#### [Required work]
Copy everything in the data below exactly except the pictures.

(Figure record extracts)
╔══
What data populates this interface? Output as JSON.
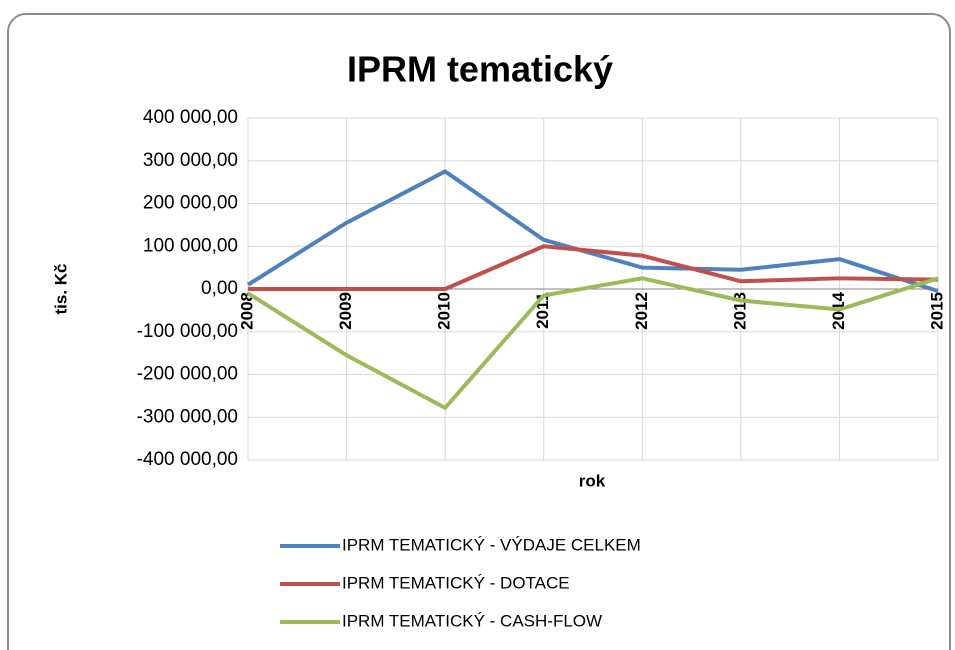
{
  "chart_data": {
    "type": "line",
    "title": "IPRM tematický",
    "ylabel": "tis. Kč",
    "xlabel": "rok",
    "categories": [
      "2008",
      "2009",
      "2010",
      "2011",
      "2012",
      "2013",
      "2014",
      "2015"
    ],
    "series": [
      {
        "name": "IPRM TEMATICKÝ - VÝDAJE CELKEM",
        "color": "#4f81bd",
        "values": [
          10000,
          155000,
          275000,
          115000,
          50000,
          45000,
          70000,
          -5000
        ]
      },
      {
        "name": "IPRM TEMATICKÝ - DOTACE",
        "color": "#c0504d",
        "values": [
          0,
          0,
          0,
          100000,
          78000,
          18000,
          25000,
          22000
        ]
      },
      {
        "name": "IPRM TEMATICKÝ - CASH-FLOW",
        "color": "#9bbb59",
        "values": [
          -10000,
          -155000,
          -278000,
          -15000,
          25000,
          -27000,
          -48000,
          25000
        ]
      }
    ],
    "ylim": [
      -400000,
      400000
    ],
    "yticks": [
      {
        "value": 400000,
        "label": "400 000,00"
      },
      {
        "value": 300000,
        "label": "300 000,00"
      },
      {
        "value": 200000,
        "label": "200 000,00"
      },
      {
        "value": 100000,
        "label": "100 000,00"
      },
      {
        "value": 0,
        "label": "0,00"
      },
      {
        "value": -100000,
        "label": "-100 000,00"
      },
      {
        "value": -200000,
        "label": "-200 000,00"
      },
      {
        "value": -300000,
        "label": "-300 000,00"
      },
      {
        "value": -400000,
        "label": "-400 000,00"
      }
    ],
    "grid": true,
    "legend": "bottom"
  }
}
╚══
#### [Completed task]
What data populates this interface? Output as JSON.
{
  "chart_data": {
    "type": "line",
    "title": "IPRM tematický",
    "ylabel": "tis. Kč",
    "xlabel": "rok",
    "categories": [
      "2008",
      "2009",
      "2010",
      "2011",
      "2012",
      "2013",
      "2014",
      "2015"
    ],
    "series": [
      {
        "name": "IPRM TEMATICKÝ - VÝDAJE CELKEM",
        "color": "#4f81bd",
        "values": [
          10000,
          155000,
          275000,
          115000,
          50000,
          45000,
          70000,
          -5000
        ]
      },
      {
        "name": "IPRM TEMATICKÝ - DOTACE",
        "color": "#c0504d",
        "values": [
          0,
          0,
          0,
          100000,
          78000,
          18000,
          25000,
          22000
        ]
      },
      {
        "name": "IPRM TEMATICKÝ - CASH-FLOW",
        "color": "#9bbb59",
        "values": [
          -10000,
          -155000,
          -278000,
          -15000,
          25000,
          -27000,
          -48000,
          25000
        ]
      }
    ],
    "ylim": [
      -400000,
      400000
    ],
    "yticks": [
      {
        "value": 400000,
        "label": "400 000,00"
      },
      {
        "value": 300000,
        "label": "300 000,00"
      },
      {
        "value": 200000,
        "label": "200 000,00"
      },
      {
        "value": 100000,
        "label": "100 000,00"
      },
      {
        "value": 0,
        "label": "0,00"
      },
      {
        "value": -100000,
        "label": "-100 000,00"
      },
      {
        "value": -200000,
        "label": "-200 000,00"
      },
      {
        "value": -300000,
        "label": "-300 000,00"
      },
      {
        "value": -400000,
        "label": "-400 000,00"
      }
    ],
    "grid": true,
    "legend": "bottom"
  }
}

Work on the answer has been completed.